→ **Objective**: Repeat the records verbatim and leave the pictures out of your copy.

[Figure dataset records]
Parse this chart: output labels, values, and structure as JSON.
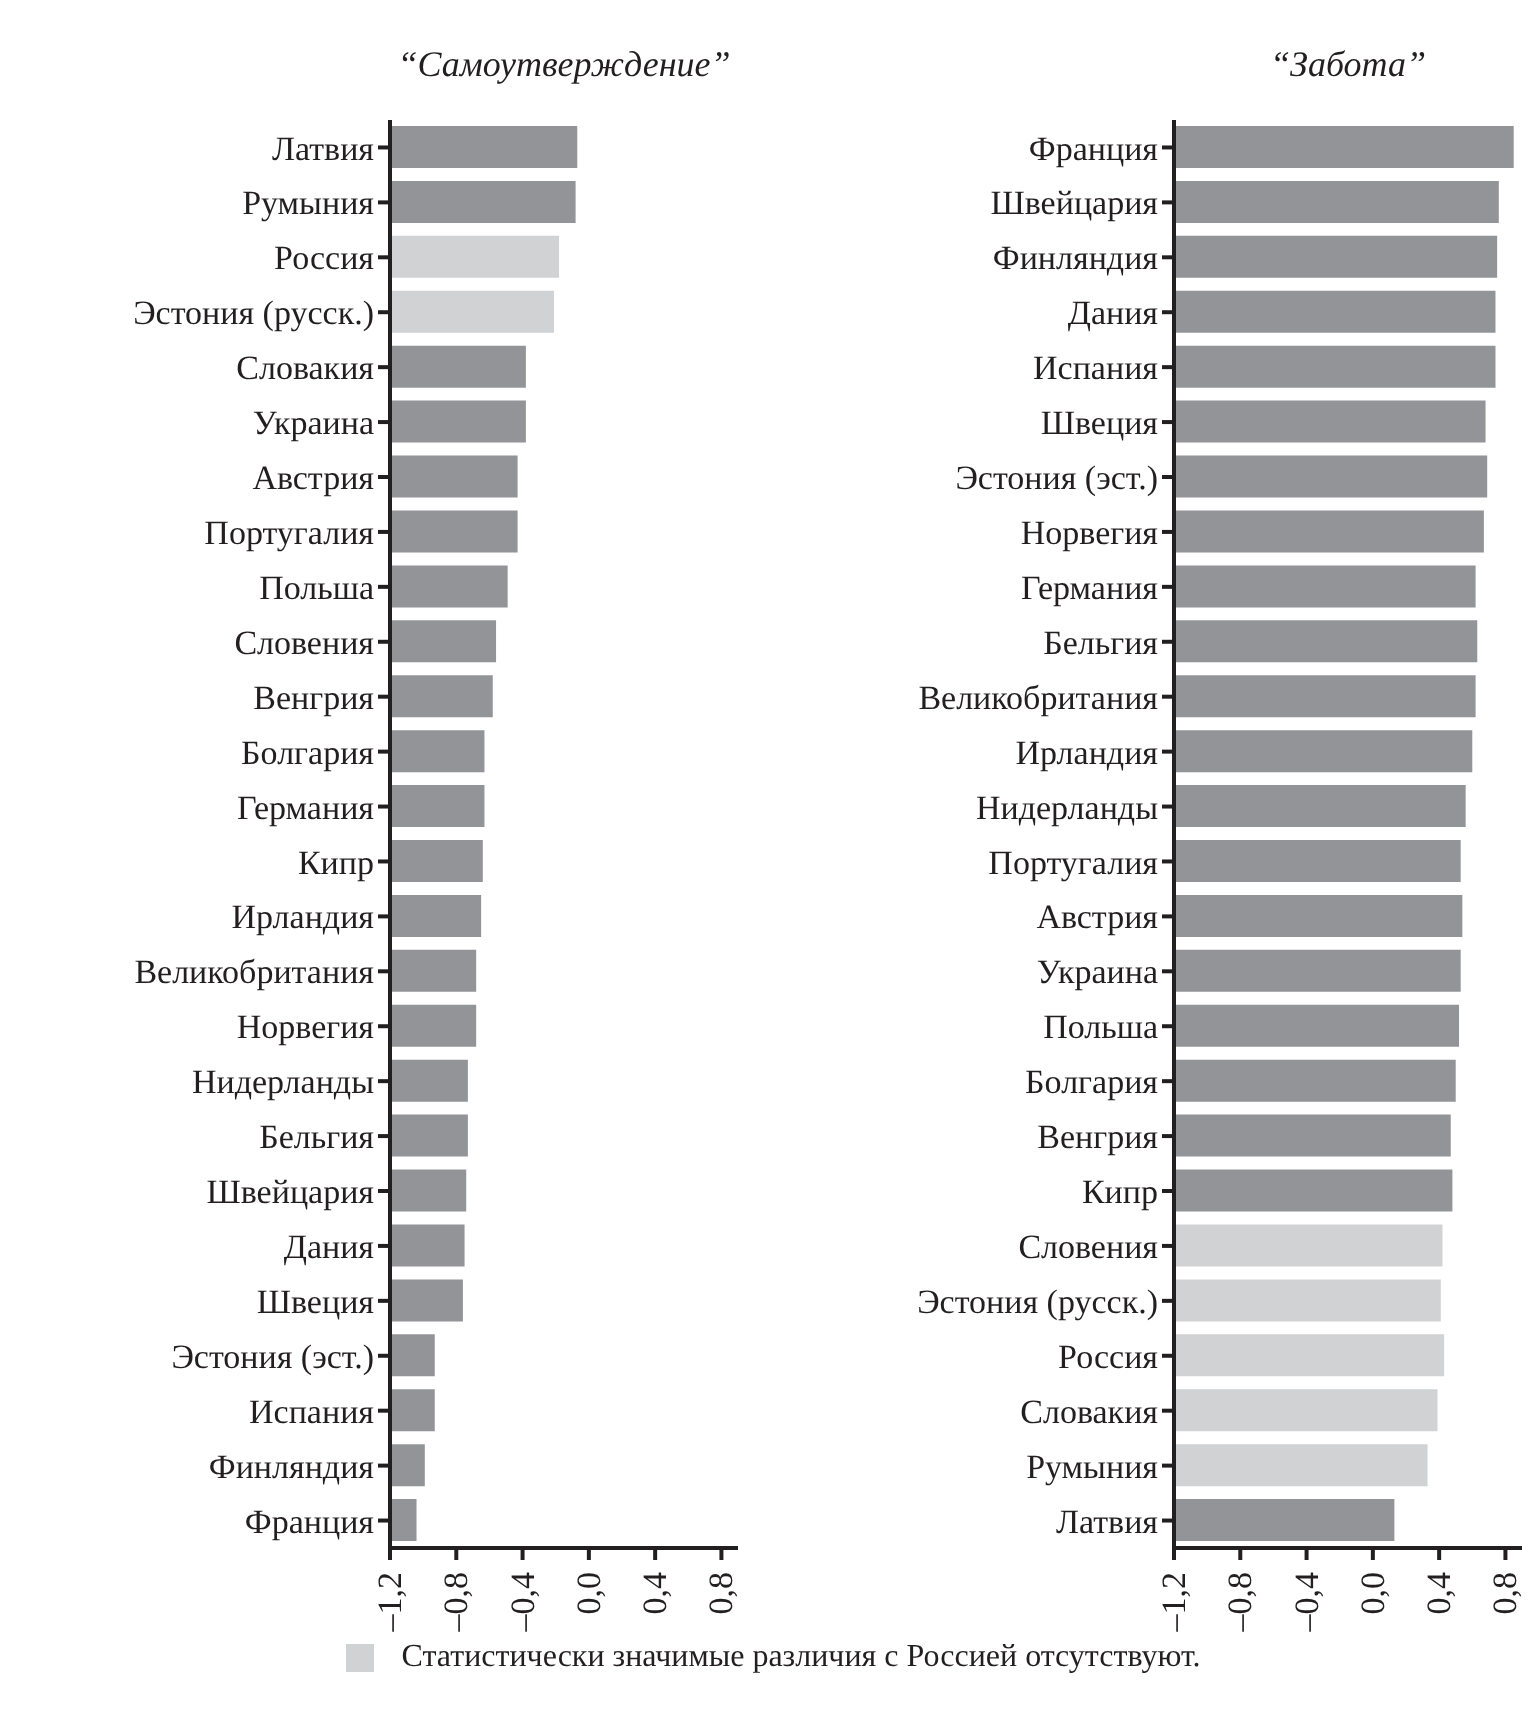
{
  "chart_data": [
    {
      "type": "bar",
      "orientation": "horizontal",
      "title": "“Самоутверждение”",
      "categories": [
        "Латвия",
        "Румыния",
        "Россия",
        "Эстония (русск.)",
        "Словакия",
        "Украина",
        "Австрия",
        "Португалия",
        "Польша",
        "Словения",
        "Венгрия",
        "Болгария",
        "Германия",
        "Кипр",
        "Ирландия",
        "Великобритания",
        "Норвегия",
        "Нидерланды",
        "Бельгия",
        "Швейцария",
        "Дания",
        "Швеция",
        "Эстония (эст.)",
        "Испания",
        "Финляндия",
        "Франция"
      ],
      "values": [
        1.13,
        1.12,
        1.02,
        0.99,
        0.82,
        0.82,
        0.77,
        0.77,
        0.71,
        0.64,
        0.62,
        0.57,
        0.57,
        0.56,
        0.55,
        0.52,
        0.52,
        0.47,
        0.47,
        0.46,
        0.45,
        0.44,
        0.27,
        0.27,
        0.21,
        0.16
      ],
      "base": [
        -1.2,
        -1.2,
        -1.2,
        -1.2,
        -1.2,
        -1.2,
        -1.2,
        -1.2,
        -1.2,
        -1.2,
        -1.2,
        -1.2,
        -1.2,
        -1.2,
        -1.2,
        -1.2,
        -1.2,
        -1.2,
        -1.2,
        -1.2,
        -1.2,
        -1.2,
        -1.2,
        -1.2,
        -1.2,
        -1.2
      ],
      "colors": [
        "#939497",
        "#939497",
        "#d1d2d4",
        "#d1d2d4",
        "#939497",
        "#939497",
        "#939497",
        "#939497",
        "#939497",
        "#939497",
        "#939497",
        "#939497",
        "#939497",
        "#939497",
        "#939497",
        "#939497",
        "#939497",
        "#939497",
        "#939497",
        "#939497",
        "#939497",
        "#939497",
        "#939497",
        "#939497",
        "#939497",
        "#939497"
      ],
      "xlim": [
        -1.2,
        0.9
      ],
      "xticks": [
        {
          "value": -1.2,
          "label": "–1,2"
        },
        {
          "value": -0.8,
          "label": "–0,8"
        },
        {
          "value": -0.4,
          "label": "–0,4"
        },
        {
          "value": 0,
          "label": "0,0"
        },
        {
          "value": 0.4,
          "label": "0,4"
        },
        {
          "value": 0.8,
          "label": "0,8"
        }
      ],
      "annotations": [
        "Статистически значимые различия с Россией отсутствуют."
      ]
    },
    {
      "type": "bar",
      "orientation": "horizontal",
      "title": "“Забота”",
      "categories": [
        "Франция",
        "Швейцария",
        "Финляндия",
        "Дания",
        "Испания",
        "Швеция",
        "Эстония (эст.)",
        "Норвегия",
        "Германия",
        "Бельгия",
        "Великобритания",
        "Ирландия",
        "Нидерланды",
        "Португалия",
        "Австрия",
        "Украина",
        "Польша",
        "Болгария",
        "Венгрия",
        "Кипр",
        "Словения",
        "Эстония (русск.)",
        "Россия",
        "Словакия",
        "Румыния",
        "Латвия"
      ],
      "values": [
        2.05,
        1.96,
        1.95,
        1.94,
        1.94,
        1.88,
        1.89,
        1.87,
        1.82,
        1.83,
        1.82,
        1.8,
        1.76,
        1.73,
        1.74,
        1.73,
        1.72,
        1.7,
        1.67,
        1.68,
        1.62,
        1.61,
        1.63,
        1.59,
        1.53,
        1.33
      ],
      "base": [
        -1.2,
        -1.2,
        -1.2,
        -1.2,
        -1.2,
        -1.2,
        -1.2,
        -1.2,
        -1.2,
        -1.2,
        -1.2,
        -1.2,
        -1.2,
        -1.2,
        -1.2,
        -1.2,
        -1.2,
        -1.2,
        -1.2,
        -1.2,
        -1.2,
        -1.2,
        -1.2,
        -1.2,
        -1.2,
        -1.2
      ],
      "colors": [
        "#939497",
        "#939497",
        "#939497",
        "#939497",
        "#939497",
        "#939497",
        "#939497",
        "#939497",
        "#939497",
        "#939497",
        "#939497",
        "#939497",
        "#939497",
        "#939497",
        "#939497",
        "#939497",
        "#939497",
        "#939497",
        "#939497",
        "#939497",
        "#d1d2d4",
        "#d1d2d4",
        "#d1d2d4",
        "#d1d2d4",
        "#d1d2d4",
        "#939497"
      ],
      "xlim": [
        -1.2,
        0.9
      ],
      "xticks": [
        {
          "value": -1.2,
          "label": "–1,2"
        },
        {
          "value": -0.8,
          "label": "–0,8"
        },
        {
          "value": -0.4,
          "label": "–0,4"
        },
        {
          "value": 0,
          "label": "0,0"
        },
        {
          "value": 0.4,
          "label": "0,4"
        },
        {
          "value": 0.8,
          "label": "0,8"
        }
      ]
    }
  ]
}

→ **Worked solution**:
Parse this chart: output labels, values, and structure as JSON.
{
  "chart_data": [
    {
      "type": "bar",
      "orientation": "horizontal",
      "title": "“Самоутверждение”",
      "categories": [
        "Латвия",
        "Румыния",
        "Россия",
        "Эстония (русск.)",
        "Словакия",
        "Украина",
        "Австрия",
        "Португалия",
        "Польша",
        "Словения",
        "Венгрия",
        "Болгария",
        "Германия",
        "Кипр",
        "Ирландия",
        "Великобритания",
        "Норвегия",
        "Нидерланды",
        "Бельгия",
        "Швейцария",
        "Дания",
        "Швеция",
        "Эстония (эст.)",
        "Испания",
        "Финляндия",
        "Франция"
      ],
      "values": [
        1.13,
        1.12,
        1.02,
        0.99,
        0.82,
        0.82,
        0.77,
        0.77,
        0.71,
        0.64,
        0.62,
        0.57,
        0.57,
        0.56,
        0.55,
        0.52,
        0.52,
        0.47,
        0.47,
        0.46,
        0.45,
        0.44,
        0.27,
        0.27,
        0.21,
        0.16
      ],
      "base": [
        -1.2,
        -1.2,
        -1.2,
        -1.2,
        -1.2,
        -1.2,
        -1.2,
        -1.2,
        -1.2,
        -1.2,
        -1.2,
        -1.2,
        -1.2,
        -1.2,
        -1.2,
        -1.2,
        -1.2,
        -1.2,
        -1.2,
        -1.2,
        -1.2,
        -1.2,
        -1.2,
        -1.2,
        -1.2,
        -1.2
      ],
      "colors": [
        "#939497",
        "#939497",
        "#d1d2d4",
        "#d1d2d4",
        "#939497",
        "#939497",
        "#939497",
        "#939497",
        "#939497",
        "#939497",
        "#939497",
        "#939497",
        "#939497",
        "#939497",
        "#939497",
        "#939497",
        "#939497",
        "#939497",
        "#939497",
        "#939497",
        "#939497",
        "#939497",
        "#939497",
        "#939497",
        "#939497",
        "#939497"
      ],
      "xlim": [
        -1.2,
        0.9
      ],
      "xticks": [
        {
          "value": -1.2,
          "label": "–1,2"
        },
        {
          "value": -0.8,
          "label": "–0,8"
        },
        {
          "value": -0.4,
          "label": "–0,4"
        },
        {
          "value": 0,
          "label": "0,0"
        },
        {
          "value": 0.4,
          "label": "0,4"
        },
        {
          "value": 0.8,
          "label": "0,8"
        }
      ],
      "annotations": [
        "Статистически значимые различия с Россией отсутствуют."
      ]
    },
    {
      "type": "bar",
      "orientation": "horizontal",
      "title": "“Забота”",
      "categories": [
        "Франция",
        "Швейцария",
        "Финляндия",
        "Дания",
        "Испания",
        "Швеция",
        "Эстония (эст.)",
        "Норвегия",
        "Германия",
        "Бельгия",
        "Великобритания",
        "Ирландия",
        "Нидерланды",
        "Португалия",
        "Австрия",
        "Украина",
        "Польша",
        "Болгария",
        "Венгрия",
        "Кипр",
        "Словения",
        "Эстония (русск.)",
        "Россия",
        "Словакия",
        "Румыния",
        "Латвия"
      ],
      "values": [
        2.05,
        1.96,
        1.95,
        1.94,
        1.94,
        1.88,
        1.89,
        1.87,
        1.82,
        1.83,
        1.82,
        1.8,
        1.76,
        1.73,
        1.74,
        1.73,
        1.72,
        1.7,
        1.67,
        1.68,
        1.62,
        1.61,
        1.63,
        1.59,
        1.53,
        1.33
      ],
      "base": [
        -1.2,
        -1.2,
        -1.2,
        -1.2,
        -1.2,
        -1.2,
        -1.2,
        -1.2,
        -1.2,
        -1.2,
        -1.2,
        -1.2,
        -1.2,
        -1.2,
        -1.2,
        -1.2,
        -1.2,
        -1.2,
        -1.2,
        -1.2,
        -1.2,
        -1.2,
        -1.2,
        -1.2,
        -1.2,
        -1.2
      ],
      "colors": [
        "#939497",
        "#939497",
        "#939497",
        "#939497",
        "#939497",
        "#939497",
        "#939497",
        "#939497",
        "#939497",
        "#939497",
        "#939497",
        "#939497",
        "#939497",
        "#939497",
        "#939497",
        "#939497",
        "#939497",
        "#939497",
        "#939497",
        "#939497",
        "#d1d2d4",
        "#d1d2d4",
        "#d1d2d4",
        "#d1d2d4",
        "#d1d2d4",
        "#939497"
      ],
      "xlim": [
        -1.2,
        0.9
      ],
      "xticks": [
        {
          "value": -1.2,
          "label": "–1,2"
        },
        {
          "value": -0.8,
          "label": "–0,8"
        },
        {
          "value": -0.4,
          "label": "–0,4"
        },
        {
          "value": 0,
          "label": "0,0"
        },
        {
          "value": 0.4,
          "label": "0,4"
        },
        {
          "value": 0.8,
          "label": "0,8"
        }
      ]
    }
  ]
}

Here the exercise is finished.